• [DIRECTIONS FOR THIS TASK]: Copy every entry word for word, but skip the pictures.
##### STORED DATA #####
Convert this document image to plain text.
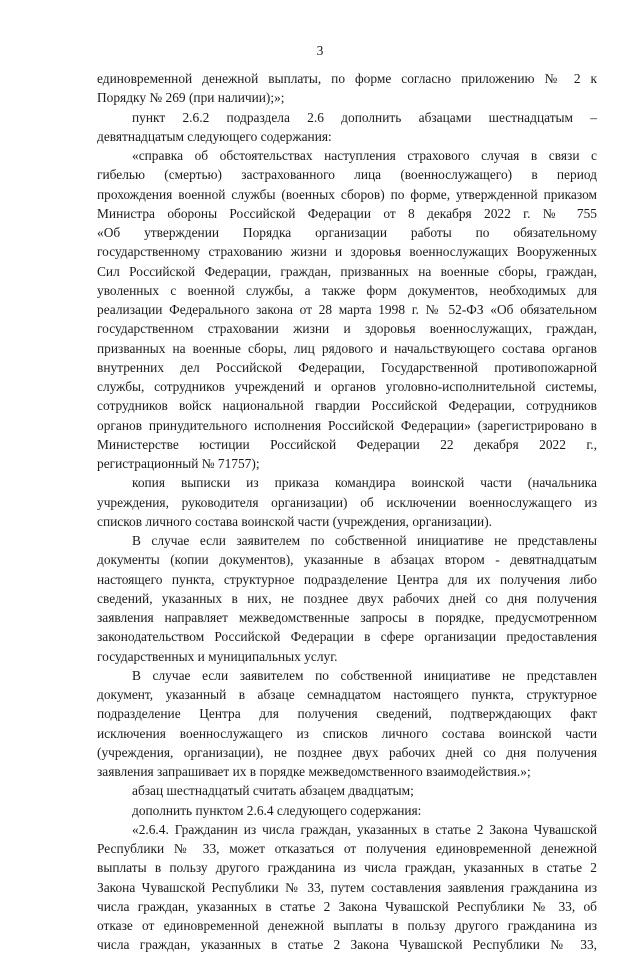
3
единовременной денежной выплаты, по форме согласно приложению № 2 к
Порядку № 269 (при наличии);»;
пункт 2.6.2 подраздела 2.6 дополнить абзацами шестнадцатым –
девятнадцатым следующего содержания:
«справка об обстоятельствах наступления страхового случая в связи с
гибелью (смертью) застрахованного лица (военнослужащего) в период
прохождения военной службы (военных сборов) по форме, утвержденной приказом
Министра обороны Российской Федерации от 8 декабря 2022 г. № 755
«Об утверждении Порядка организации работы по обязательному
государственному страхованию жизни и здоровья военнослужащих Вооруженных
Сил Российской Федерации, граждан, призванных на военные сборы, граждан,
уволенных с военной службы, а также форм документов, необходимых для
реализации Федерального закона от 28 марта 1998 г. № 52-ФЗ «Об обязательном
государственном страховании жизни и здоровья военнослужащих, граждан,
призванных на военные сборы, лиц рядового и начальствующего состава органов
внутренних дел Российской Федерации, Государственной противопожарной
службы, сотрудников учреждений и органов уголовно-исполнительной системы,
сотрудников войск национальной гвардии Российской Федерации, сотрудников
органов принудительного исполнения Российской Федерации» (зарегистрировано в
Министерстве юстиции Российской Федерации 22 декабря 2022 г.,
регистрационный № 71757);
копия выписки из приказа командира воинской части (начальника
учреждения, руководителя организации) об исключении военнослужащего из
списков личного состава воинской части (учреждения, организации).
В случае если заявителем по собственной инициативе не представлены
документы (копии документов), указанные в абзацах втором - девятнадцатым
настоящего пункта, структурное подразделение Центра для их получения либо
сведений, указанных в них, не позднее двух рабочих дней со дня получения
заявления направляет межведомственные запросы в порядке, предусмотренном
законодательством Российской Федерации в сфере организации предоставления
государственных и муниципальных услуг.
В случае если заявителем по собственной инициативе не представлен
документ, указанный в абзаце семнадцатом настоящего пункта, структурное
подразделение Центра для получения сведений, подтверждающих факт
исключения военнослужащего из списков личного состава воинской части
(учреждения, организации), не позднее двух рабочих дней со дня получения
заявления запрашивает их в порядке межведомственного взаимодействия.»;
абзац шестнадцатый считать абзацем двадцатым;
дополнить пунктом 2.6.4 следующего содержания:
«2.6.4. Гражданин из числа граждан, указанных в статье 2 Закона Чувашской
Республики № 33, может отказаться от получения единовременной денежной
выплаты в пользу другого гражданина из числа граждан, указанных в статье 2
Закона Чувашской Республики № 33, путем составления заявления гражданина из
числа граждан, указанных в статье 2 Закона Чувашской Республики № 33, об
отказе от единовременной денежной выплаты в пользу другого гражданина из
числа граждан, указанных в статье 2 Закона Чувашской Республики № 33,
#####
• [CORRECT RESPONSE]:
Convert this document image to plain text.
3
единовременной денежной выплаты, по форме согласно приложению № 2 к
Порядку № 269 (при наличии);»;
пункт 2.6.2 подраздела 2.6 дополнить абзацами шестнадцатым –
девятнадцатым следующего содержания:
«справка об обстоятельствах наступления страхового случая в связи с
гибелью (смертью) застрахованного лица (военнослужащего) в период
прохождения военной службы (военных сборов) по форме, утвержденной приказом
Министра обороны Российской Федерации от 8 декабря 2022 г. № 755
«Об утверждении Порядка организации работы по обязательному
государственному страхованию жизни и здоровья военнослужащих Вооруженных
Сил Российской Федерации, граждан, призванных на военные сборы, граждан,
уволенных с военной службы, а также форм документов, необходимых для
реализации Федерального закона от 28 марта 1998 г. № 52-ФЗ «Об обязательном
государственном страховании жизни и здоровья военнослужащих, граждан,
призванных на военные сборы, лиц рядового и начальствующего состава органов
внутренних дел Российской Федерации, Государственной противопожарной
службы, сотрудников учреждений и органов уголовно-исполнительной системы,
сотрудников войск национальной гвардии Российской Федерации, сотрудников
органов принудительного исполнения Российской Федерации» (зарегистрировано в
Министерстве юстиции Российской Федерации 22 декабря 2022 г.,
регистрационный № 71757);
копия выписки из приказа командира воинской части (начальника
учреждения, руководителя организации) об исключении военнослужащего из
списков личного состава воинской части (учреждения, организации).
В случае если заявителем по собственной инициативе не представлены
документы (копии документов), указанные в абзацах втором - девятнадцатым
настоящего пункта, структурное подразделение Центра для их получения либо
сведений, указанных в них, не позднее двух рабочих дней со дня получения
заявления направляет межведомственные запросы в порядке, предусмотренном
законодательством Российской Федерации в сфере организации предоставления
государственных и муниципальных услуг.
В случае если заявителем по собственной инициативе не представлен
документ, указанный в абзаце семнадцатом настоящего пункта, структурное
подразделение Центра для получения сведений, подтверждающих факт
исключения военнослужащего из списков личного состава воинской части
(учреждения, организации), не позднее двух рабочих дней со дня получения
заявления запрашивает их в порядке межведомственного взаимодействия.»;
абзац шестнадцатый считать абзацем двадцатым;
дополнить пунктом 2.6.4 следующего содержания:
«2.6.4. Гражданин из числа граждан, указанных в статье 2 Закона Чувашской
Республики № 33, может отказаться от получения единовременной денежной
выплаты в пользу другого гражданина из числа граждан, указанных в статье 2
Закона Чувашской Республики № 33, путем составления заявления гражданина из
числа граждан, указанных в статье 2 Закона Чувашской Республики № 33, об
отказе от единовременной денежной выплаты в пользу другого гражданина из
числа граждан, указанных в статье 2 Закона Чувашской Республики № 33,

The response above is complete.